>>>>

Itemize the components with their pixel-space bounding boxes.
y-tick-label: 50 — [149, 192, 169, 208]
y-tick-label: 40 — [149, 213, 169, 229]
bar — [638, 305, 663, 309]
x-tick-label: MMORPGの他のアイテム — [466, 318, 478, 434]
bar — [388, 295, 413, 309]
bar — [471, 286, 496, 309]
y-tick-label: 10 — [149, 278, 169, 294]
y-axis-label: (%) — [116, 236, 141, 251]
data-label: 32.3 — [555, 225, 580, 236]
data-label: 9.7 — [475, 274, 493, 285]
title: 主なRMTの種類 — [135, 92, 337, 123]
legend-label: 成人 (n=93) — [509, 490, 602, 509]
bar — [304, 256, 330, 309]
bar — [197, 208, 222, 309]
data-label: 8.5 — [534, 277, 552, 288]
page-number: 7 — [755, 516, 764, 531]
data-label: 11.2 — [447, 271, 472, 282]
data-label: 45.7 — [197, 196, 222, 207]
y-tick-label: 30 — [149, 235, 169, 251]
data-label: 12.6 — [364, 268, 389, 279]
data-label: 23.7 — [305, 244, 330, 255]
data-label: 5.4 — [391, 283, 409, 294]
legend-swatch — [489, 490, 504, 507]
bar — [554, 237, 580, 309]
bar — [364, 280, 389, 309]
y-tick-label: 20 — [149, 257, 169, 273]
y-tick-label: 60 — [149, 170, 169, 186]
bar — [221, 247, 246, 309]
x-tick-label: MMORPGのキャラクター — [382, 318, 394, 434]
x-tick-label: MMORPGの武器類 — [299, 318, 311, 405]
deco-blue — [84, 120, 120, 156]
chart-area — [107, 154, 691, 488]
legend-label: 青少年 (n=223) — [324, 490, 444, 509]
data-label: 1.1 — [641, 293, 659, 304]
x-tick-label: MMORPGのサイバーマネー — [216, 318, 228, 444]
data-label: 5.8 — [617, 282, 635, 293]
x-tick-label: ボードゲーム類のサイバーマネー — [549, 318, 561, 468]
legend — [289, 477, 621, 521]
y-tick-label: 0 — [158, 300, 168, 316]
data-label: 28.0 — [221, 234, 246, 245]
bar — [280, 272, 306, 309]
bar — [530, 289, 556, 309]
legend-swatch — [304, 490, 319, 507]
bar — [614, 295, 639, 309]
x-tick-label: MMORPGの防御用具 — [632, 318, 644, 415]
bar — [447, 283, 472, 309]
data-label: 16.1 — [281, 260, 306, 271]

<<<<
>>>>

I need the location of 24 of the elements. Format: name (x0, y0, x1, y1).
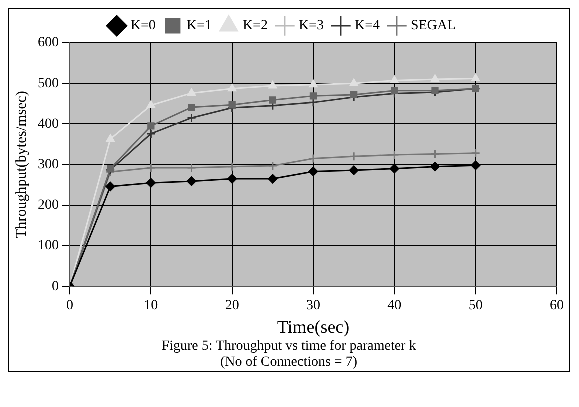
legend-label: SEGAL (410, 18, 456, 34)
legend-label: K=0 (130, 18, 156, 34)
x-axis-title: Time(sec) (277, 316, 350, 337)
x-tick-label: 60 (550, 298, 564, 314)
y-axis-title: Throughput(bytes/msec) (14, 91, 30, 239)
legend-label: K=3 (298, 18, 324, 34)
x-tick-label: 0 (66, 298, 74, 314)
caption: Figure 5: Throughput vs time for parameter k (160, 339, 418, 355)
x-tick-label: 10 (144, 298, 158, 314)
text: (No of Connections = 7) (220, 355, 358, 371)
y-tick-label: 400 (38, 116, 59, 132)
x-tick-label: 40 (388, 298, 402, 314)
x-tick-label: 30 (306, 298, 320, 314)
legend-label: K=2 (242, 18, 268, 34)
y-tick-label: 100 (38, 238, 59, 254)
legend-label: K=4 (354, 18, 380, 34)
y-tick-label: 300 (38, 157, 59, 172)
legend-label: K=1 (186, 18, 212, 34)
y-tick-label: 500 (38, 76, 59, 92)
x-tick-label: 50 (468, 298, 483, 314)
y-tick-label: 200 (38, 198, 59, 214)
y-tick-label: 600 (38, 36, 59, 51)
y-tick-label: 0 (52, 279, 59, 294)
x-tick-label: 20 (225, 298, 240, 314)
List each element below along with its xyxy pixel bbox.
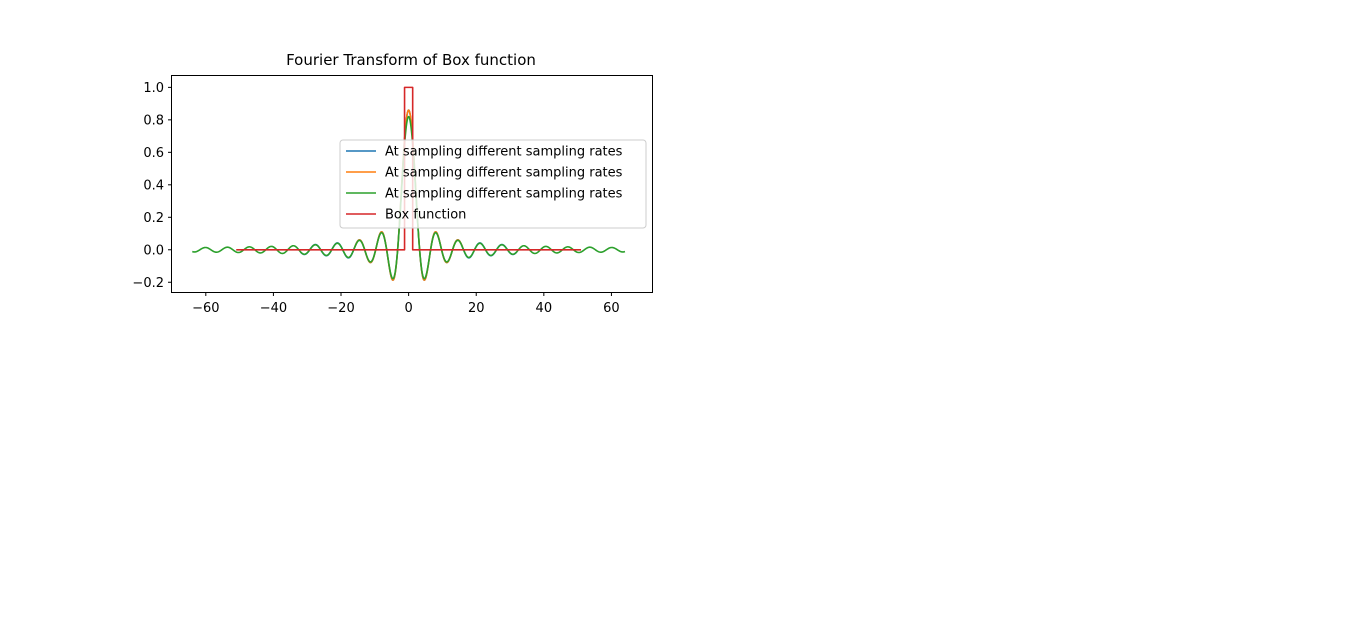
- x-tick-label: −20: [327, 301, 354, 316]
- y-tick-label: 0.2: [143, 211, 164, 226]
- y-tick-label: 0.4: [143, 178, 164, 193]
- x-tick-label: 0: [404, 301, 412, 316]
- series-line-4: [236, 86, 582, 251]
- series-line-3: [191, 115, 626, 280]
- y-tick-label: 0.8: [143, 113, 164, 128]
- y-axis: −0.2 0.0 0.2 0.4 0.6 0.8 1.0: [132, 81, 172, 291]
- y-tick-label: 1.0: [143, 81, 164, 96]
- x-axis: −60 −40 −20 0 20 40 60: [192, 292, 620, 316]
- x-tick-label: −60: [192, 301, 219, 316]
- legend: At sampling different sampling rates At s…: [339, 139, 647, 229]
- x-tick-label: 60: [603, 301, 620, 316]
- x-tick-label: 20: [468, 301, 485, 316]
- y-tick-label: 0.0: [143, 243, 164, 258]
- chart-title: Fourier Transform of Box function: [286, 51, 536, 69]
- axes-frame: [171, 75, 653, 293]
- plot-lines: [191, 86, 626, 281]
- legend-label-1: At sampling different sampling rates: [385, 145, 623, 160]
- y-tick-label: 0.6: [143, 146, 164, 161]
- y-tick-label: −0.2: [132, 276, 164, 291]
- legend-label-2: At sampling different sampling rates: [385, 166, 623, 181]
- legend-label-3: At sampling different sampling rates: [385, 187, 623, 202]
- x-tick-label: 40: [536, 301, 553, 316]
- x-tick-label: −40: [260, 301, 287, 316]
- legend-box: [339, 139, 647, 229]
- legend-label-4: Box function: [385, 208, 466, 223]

<<<<

■ Exercise ■
Reproduce the lines from the line with "Itemize the components" to the line with "data-label: 32.3 — [555, 225, 580, 236]", replacing each occurrence of "bar" with "column" and leaving everything else unchanged.

■ Complete answer ■
Itemize the components with their pixel-space bounding boxes.
y-tick-label: 50 — [149, 192, 169, 208]
y-tick-label: 40 — [149, 213, 169, 229]
column — [638, 305, 663, 309]
x-tick-label: MMORPGの他のアイテム — [466, 318, 478, 434]
column — [388, 295, 413, 309]
column — [471, 286, 496, 309]
y-tick-label: 10 — [149, 278, 169, 294]
y-axis-label: (%) — [116, 236, 141, 251]
data-label: 32.3 — [555, 225, 580, 236]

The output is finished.